## [Problem statement]
Find and copy every line in the records that includes the string "менѣе".

···

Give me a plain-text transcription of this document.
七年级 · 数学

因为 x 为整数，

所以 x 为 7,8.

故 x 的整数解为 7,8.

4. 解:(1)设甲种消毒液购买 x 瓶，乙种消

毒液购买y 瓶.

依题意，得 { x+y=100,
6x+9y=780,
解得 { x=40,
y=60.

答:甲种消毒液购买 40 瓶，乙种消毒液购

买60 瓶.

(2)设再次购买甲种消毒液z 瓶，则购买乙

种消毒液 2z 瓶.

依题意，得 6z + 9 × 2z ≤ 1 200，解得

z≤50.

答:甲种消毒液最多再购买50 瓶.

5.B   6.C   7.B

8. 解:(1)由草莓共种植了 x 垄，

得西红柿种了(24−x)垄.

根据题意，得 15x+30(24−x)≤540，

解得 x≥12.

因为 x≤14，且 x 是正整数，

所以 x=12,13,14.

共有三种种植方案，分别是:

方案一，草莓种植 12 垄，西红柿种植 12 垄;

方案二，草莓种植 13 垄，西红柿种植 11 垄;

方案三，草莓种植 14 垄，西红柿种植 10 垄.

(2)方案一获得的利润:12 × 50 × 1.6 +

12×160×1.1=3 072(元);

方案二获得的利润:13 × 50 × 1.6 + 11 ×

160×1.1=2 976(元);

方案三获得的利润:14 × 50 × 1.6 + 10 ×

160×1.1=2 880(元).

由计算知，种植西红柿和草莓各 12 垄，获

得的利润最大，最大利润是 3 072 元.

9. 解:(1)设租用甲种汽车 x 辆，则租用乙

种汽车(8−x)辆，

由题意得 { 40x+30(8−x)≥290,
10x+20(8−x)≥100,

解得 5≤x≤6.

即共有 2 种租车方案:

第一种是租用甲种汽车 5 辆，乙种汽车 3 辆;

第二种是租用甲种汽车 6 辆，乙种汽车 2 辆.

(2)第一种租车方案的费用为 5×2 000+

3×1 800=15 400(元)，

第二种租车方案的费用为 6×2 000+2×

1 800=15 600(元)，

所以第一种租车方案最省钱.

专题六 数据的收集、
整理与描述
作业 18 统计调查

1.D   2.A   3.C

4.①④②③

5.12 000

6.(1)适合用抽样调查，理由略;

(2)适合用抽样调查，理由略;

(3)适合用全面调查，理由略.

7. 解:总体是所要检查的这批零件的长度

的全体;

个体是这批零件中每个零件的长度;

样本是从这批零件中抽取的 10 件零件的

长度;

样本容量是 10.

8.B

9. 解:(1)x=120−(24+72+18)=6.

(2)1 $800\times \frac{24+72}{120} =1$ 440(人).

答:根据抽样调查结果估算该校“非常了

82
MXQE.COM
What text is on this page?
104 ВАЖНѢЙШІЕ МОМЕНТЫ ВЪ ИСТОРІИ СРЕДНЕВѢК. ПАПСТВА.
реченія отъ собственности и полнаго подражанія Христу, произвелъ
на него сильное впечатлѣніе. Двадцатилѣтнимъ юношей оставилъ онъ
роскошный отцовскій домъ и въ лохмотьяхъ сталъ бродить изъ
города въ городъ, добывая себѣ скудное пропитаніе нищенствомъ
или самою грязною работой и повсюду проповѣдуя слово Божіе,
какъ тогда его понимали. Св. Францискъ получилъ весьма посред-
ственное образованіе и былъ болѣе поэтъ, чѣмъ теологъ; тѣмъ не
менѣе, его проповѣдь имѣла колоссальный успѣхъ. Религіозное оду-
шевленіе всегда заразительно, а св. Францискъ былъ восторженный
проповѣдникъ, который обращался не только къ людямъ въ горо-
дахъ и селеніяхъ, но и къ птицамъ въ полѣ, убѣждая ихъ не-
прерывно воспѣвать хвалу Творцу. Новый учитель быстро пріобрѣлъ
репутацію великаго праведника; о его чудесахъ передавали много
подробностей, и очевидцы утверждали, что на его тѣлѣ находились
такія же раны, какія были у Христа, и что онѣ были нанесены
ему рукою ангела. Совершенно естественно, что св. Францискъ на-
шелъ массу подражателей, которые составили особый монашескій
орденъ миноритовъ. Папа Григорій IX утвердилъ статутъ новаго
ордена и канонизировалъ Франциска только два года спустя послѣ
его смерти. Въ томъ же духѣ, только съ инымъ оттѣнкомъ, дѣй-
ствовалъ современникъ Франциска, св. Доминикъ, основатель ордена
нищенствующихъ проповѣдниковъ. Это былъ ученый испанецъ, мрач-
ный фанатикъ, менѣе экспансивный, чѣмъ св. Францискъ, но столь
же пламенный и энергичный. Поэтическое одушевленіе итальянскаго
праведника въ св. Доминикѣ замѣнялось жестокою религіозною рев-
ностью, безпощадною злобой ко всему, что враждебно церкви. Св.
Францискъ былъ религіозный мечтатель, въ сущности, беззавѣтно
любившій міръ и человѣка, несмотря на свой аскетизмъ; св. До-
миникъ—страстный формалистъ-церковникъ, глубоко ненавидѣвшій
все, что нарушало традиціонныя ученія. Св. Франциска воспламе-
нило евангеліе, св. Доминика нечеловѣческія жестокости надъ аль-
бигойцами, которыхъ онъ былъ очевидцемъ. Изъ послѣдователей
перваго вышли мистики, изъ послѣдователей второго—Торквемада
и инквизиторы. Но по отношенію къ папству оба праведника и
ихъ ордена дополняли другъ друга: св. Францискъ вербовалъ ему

···

## [Result of the exercise]
менѣе, его проповѣдь имѣла колоссальный успѣхъ. Религіозное оду-
ный фанатикъ, менѣе экспансивный, чѣмъ св. Францискъ, но столь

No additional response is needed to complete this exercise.